### Information shown

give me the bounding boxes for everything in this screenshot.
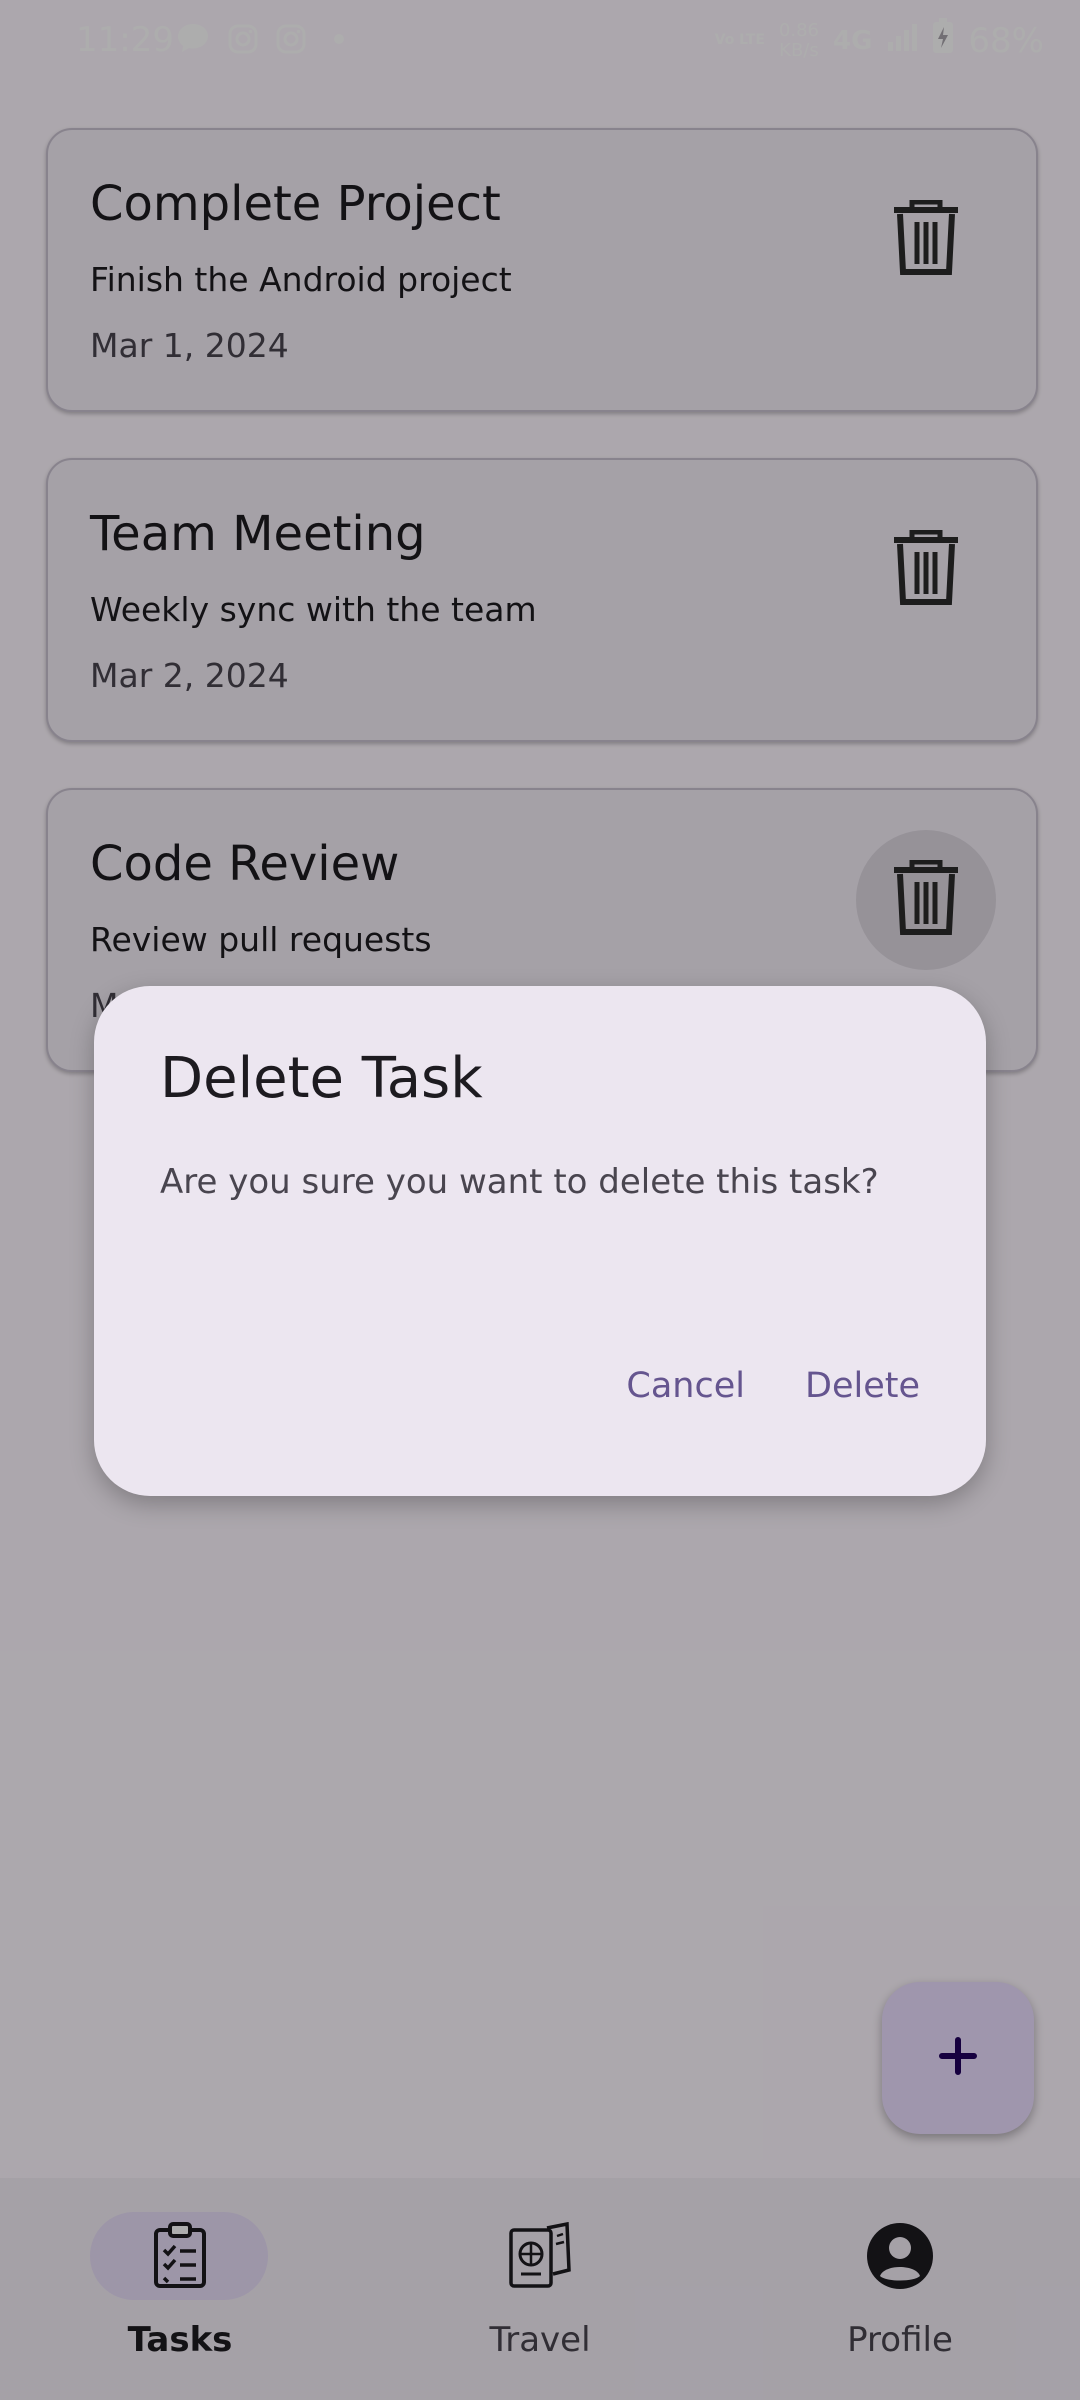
cancel-button[interactable]: Cancel: [626, 1366, 745, 1406]
dialog-message: Are you sure you want to delete this tas…: [160, 1162, 879, 1202]
confirm-delete-button[interactable]: Delete: [805, 1366, 920, 1406]
dialog-actions: Cancel Delete: [626, 1366, 920, 1406]
dialog-title: Delete Task: [160, 1046, 483, 1111]
delete-task-dialog: Delete Task Are you sure you want to del…: [94, 986, 986, 1496]
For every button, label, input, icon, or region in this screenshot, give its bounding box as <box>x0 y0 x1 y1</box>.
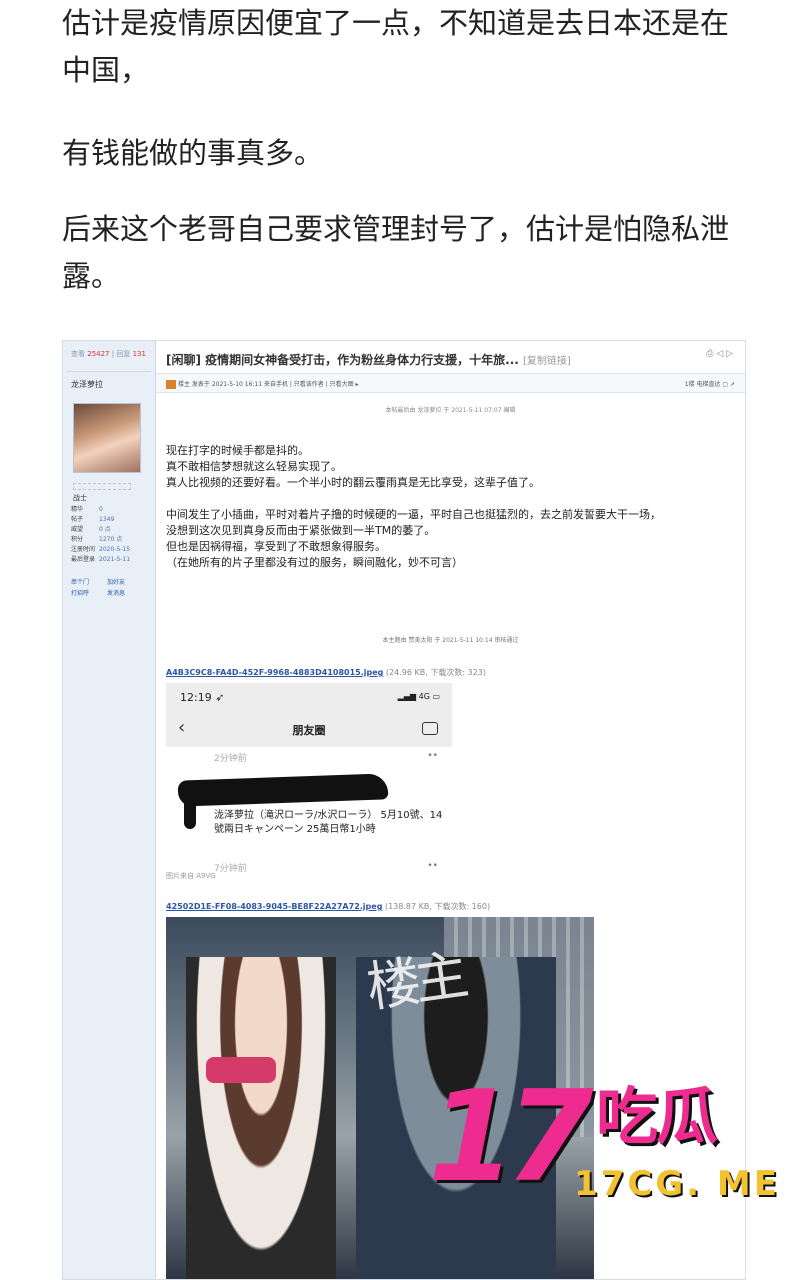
more-icon-2: •• <box>427 861 438 871</box>
copy-link-button[interactable]: [复制链接] <box>523 356 571 367</box>
author-sidebar: 查看 25427 | 回复 131 龙泽萝拉 战士 精华 0 帖子 1349 威望 0… <box>63 341 156 1279</box>
image-source: 图片来自 A9VG <box>166 872 216 880</box>
floor-jump[interactable]: 1楼 电梯直达 ▢ ➚ <box>685 379 735 388</box>
attachment-1: A4B3C9C8-FA4D-452F-9968-4883D4108015.jpe… <box>166 668 486 677</box>
watermark-chinese: 吃瓜 <box>596 1080 718 1153</box>
avatar[interactable] <box>73 403 141 473</box>
visit-link[interactable]: 串个门 <box>71 577 107 588</box>
author-actions: 串个门 加好友 打招呼 发消息 <box>71 577 151 599</box>
post-body: 现在打字的时候手都是抖的。 真不敢相信梦想就这么轻易实现了。 真人比视频的还要好… <box>166 444 661 569</box>
article-paragraph-2: 有钱能做的事真多。 <box>62 136 324 170</box>
thread-stats: 查看 25427 | 回复 131 <box>71 350 146 358</box>
watermark-url: 17CG. ME <box>574 1164 780 1204</box>
watermark-number: 17 <box>428 1063 593 1210</box>
wechat-screenshot: 12:19 ➶ ▂▄▆ 4G ▭ ‹ 朋友圈 2分钟前 •• 泷泽萝拉（滝沢ロー… <box>166 683 452 877</box>
signal-icon: ▂▄▆ 4G ▭ <box>397 692 440 701</box>
replies-count: 131 <box>132 350 146 358</box>
woman-figure <box>186 957 336 1279</box>
post-meta-bar: 楼主 发表于 2021-5-10 16:11 来自手机 | 只看该作者 | 只看… <box>156 373 745 393</box>
level-bar <box>73 483 131 490</box>
face-mask <box>206 1057 276 1083</box>
author-profile-table: 精华 0 帖子 1349 威望 0 点 积分 1270 点 注册时间 2020-5-15 … <box>71 506 131 563</box>
moments-post-text: 泷泽萝拉（滝沢ローラ/水沢ローラ） 5月10號、14號兩日キャンペーン 25萬日… <box>214 810 443 835</box>
thread-title: [闲聊] 疫情期间女神备受打击，作为粉丝身体力行支援，十年旅... [复制链接] <box>166 353 571 367</box>
author-rank: 战士 <box>73 494 87 502</box>
attachment-2-link[interactable]: 42502D1E-FF08-4083-9045-BE8F22A27A72.jpe… <box>166 902 382 911</box>
views-count: 25427 <box>87 350 110 358</box>
print-nav-icons[interactable]: ⎙ ◁ ▷ <box>706 349 733 359</box>
phone-time: 12:19 ➶ <box>180 691 225 704</box>
author-name[interactable]: 龙泽萝拉 <box>71 379 103 390</box>
moments-title: 朋友圈 <box>292 724 326 737</box>
edit-note: 本帖最后由 龙泽萝拉 于 2021-5-11 07:07 编辑 <box>385 407 516 414</box>
host-badge-icon <box>166 380 176 389</box>
handwritten-signature: 楼主 <box>362 943 467 1020</box>
attachment-2: 42502D1E-FF08-4083-9045-BE8F22A27A72.jpe… <box>166 902 491 911</box>
message-link[interactable]: 发消息 <box>107 588 143 599</box>
redaction-scribble-2 <box>184 795 196 829</box>
camera-icon <box>422 722 438 735</box>
more-icon: •• <box>427 751 438 761</box>
add-friend-link[interactable]: 加好友 <box>107 577 143 588</box>
greet-link[interactable]: 打招呼 <box>71 588 107 599</box>
article-paragraph-1: 估计是疫情原因便宜了一点，不知道是去日本还是在中国， <box>62 6 730 87</box>
attachment-1-link[interactable]: A4B3C9C8-FA4D-452F-9968-4883D4108015.jpe… <box>166 668 383 677</box>
site-watermark: 17 吃瓜 17CG. ME <box>428 1072 798 1212</box>
approve-note: 本主题由 赞美太阳 于 2021-5-11 10:14 审核通过 <box>382 637 519 644</box>
redaction-scribble <box>177 773 389 807</box>
time-ago-2: 7分钟前 <box>214 864 247 874</box>
time-ago-1: 2分钟前 <box>214 754 247 764</box>
article-paragraph-3: 后来这个老哥自己要求管理封号了，估计是怕隐私泄露。 <box>62 212 730 293</box>
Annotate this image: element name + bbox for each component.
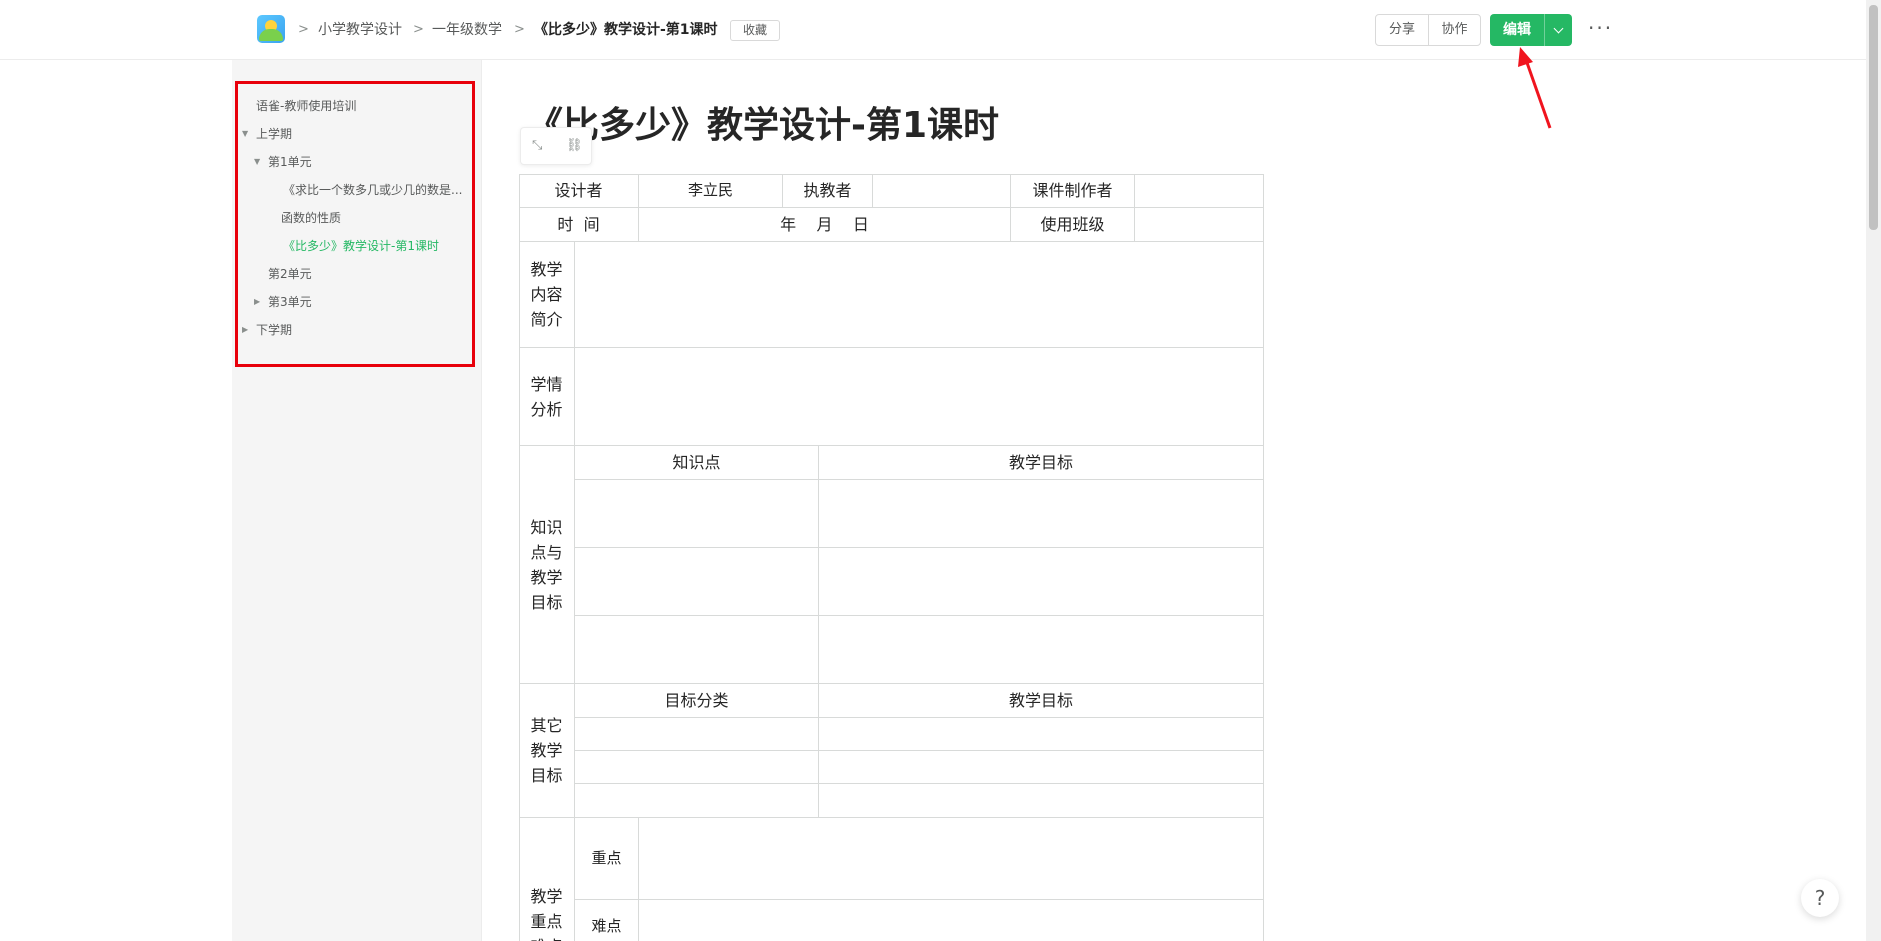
table-cell[interactable]: 年 月 日 [639,208,1011,242]
table-cell-empty[interactable] [819,548,1264,616]
breadcrumb-current: 《比多少》教学设计-第1课时 [534,22,718,38]
table-row-label: 教学重点难点 [519,818,575,941]
table-cell: 设计者 [519,174,639,208]
table-cell-empty[interactable] [819,751,1264,784]
caret-down-icon[interactable]: ▼ [254,154,260,170]
table-cell-empty[interactable] [575,348,1264,446]
toc-item[interactable]: 上学期 [256,126,292,142]
more-menu-icon[interactable]: ··· [1588,16,1613,40]
annotation-arrow-icon [1518,47,1552,129]
table-cell: 使用班级 [1011,208,1135,242]
share-collab-group: 分享 协作 [1375,14,1481,46]
table-cell-empty[interactable] [1135,208,1264,242]
table-cell-empty[interactable] [819,480,1264,548]
table-header-cell: 知识点 [575,446,819,480]
table-row-label: 学情分析 [519,348,575,446]
toc-item[interactable]: 第1单元 [268,154,312,170]
toc-item[interactable]: 语雀-教师使用培训 [256,98,356,114]
table-cell-empty[interactable] [575,242,1264,348]
breadcrumb-separator-icon: > [514,22,525,37]
edit-button[interactable]: 编辑 [1490,14,1544,46]
table-cell-empty[interactable] [575,548,819,616]
table-cell: 重点 [575,818,639,900]
intro-label: 教学内容简介 [530,260,563,329]
caret-right-icon[interactable]: ▶ [254,294,260,310]
caret-right-icon[interactable]: ▶ [242,322,248,338]
share-button[interactable]: 分享 [1376,15,1428,45]
favorite-button[interactable]: 收藏 [730,20,780,41]
toc-item[interactable]: 函数的性质 [281,210,341,226]
table-cell-empty[interactable] [575,718,819,751]
table-header-cell: 教学目标 [819,684,1264,718]
knowledge-section-label: 知识点与教学目标 [530,517,563,612]
table-cell: 难点 [575,900,639,941]
link-icon[interactable]: ⛓ [566,138,583,153]
table-cell-empty[interactable] [819,616,1264,684]
table-row-label: 知识点与教学目标 [519,446,575,684]
table-cell-empty[interactable] [819,718,1264,751]
help-button[interactable]: ? [1801,879,1839,917]
breadcrumb-item[interactable]: 一年级数学 [432,20,502,40]
table-cell-empty[interactable] [1135,174,1264,208]
breadcrumb-separator-icon: > [413,22,424,37]
table-cell-empty[interactable] [575,751,819,784]
table-cell: 执教者 [783,174,873,208]
edit-button-group: 编辑 [1490,14,1572,46]
toc-item[interactable]: 《求比一个数多几或少几的数是... [283,182,462,198]
table-row-label: 其它教学目标 [519,684,575,818]
table-header-cell: 目标分类 [575,684,819,718]
toc-item[interactable]: 第2单元 [268,266,312,282]
table-cell-empty[interactable] [639,900,1264,941]
analysis-label: 学情分析 [530,374,563,419]
table-cell-empty[interactable] [639,818,1264,900]
logo-leaf-shape [259,29,283,41]
table-cell: 课件制作者 [1011,174,1135,208]
breadcrumb-separator-icon: > [298,22,309,37]
collaborate-button[interactable]: 协作 [1428,15,1480,45]
table-cell-empty[interactable] [575,480,819,548]
toc-item[interactable]: 第3单元 [268,294,312,310]
caret-down-icon[interactable]: ▼ [242,126,248,142]
edit-dropdown-chevron-icon[interactable] [1544,14,1572,46]
table-cell[interactable]: 李立民 [639,174,783,208]
expand-icon[interactable]: ⤡ [532,138,542,153]
other-goals-label: 其它教学目标 [530,716,563,785]
table-cell-empty[interactable] [575,616,819,684]
table-cell: 时 间 [519,208,639,242]
scrollbar-thumb[interactable] [1869,5,1878,230]
focus-section-label: 教学重点难点 [530,887,563,941]
app-logo[interactable] [257,15,285,43]
breadcrumb-item[interactable]: 小学教学设计 [318,20,402,40]
table-row-label: 教学内容简介 [519,242,575,348]
top-header: > 小学教学设计 > 一年级数学 > 《比多少》教学设计-第1课时 收藏 分享 … [0,0,1866,60]
lesson-design-table: 设计者 李立民 执教者 课件制作者 时 间 年 月 日 使用班级 教学内容简介 … [519,174,1264,941]
table-cell-empty[interactable] [873,174,1011,208]
toc-item-active[interactable]: 《比多少》教学设计-第1课时 [283,238,439,254]
table-cell-empty[interactable] [575,784,819,818]
table-header-cell: 教学目标 [819,446,1264,480]
document-title[interactable]: 《比多少》教学设计-第1课时 [527,96,999,148]
table-cell-empty[interactable] [819,784,1264,818]
toc-item[interactable]: 下学期 [256,322,292,338]
table-float-toolbar: ⤡ ⛓ [520,127,592,165]
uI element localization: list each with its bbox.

### What you are asked to do
Return the data verbatim from its first line through the line containing "For every button, label, input, icon, or", including both ends, and omit the pictures.

### Answer
give me the bounding boxes for everything in this screenshot.
cancel-button[interactable]: Cancel: [626, 1366, 745, 1406]
dialog-message: Are you sure you want to delete this tas…: [160, 1162, 879, 1202]
confirm-delete-button[interactable]: Delete: [805, 1366, 920, 1406]
dialog-actions: Cancel Delete: [626, 1366, 920, 1406]
dialog-title: Delete Task: [160, 1046, 483, 1111]
delete-task-dialog: Delete Task Are you sure you want to del…: [94, 986, 986, 1496]
For every button, label, input, icon, or region in this screenshot, give its bounding box as <box>x0 y0 x1 y1</box>.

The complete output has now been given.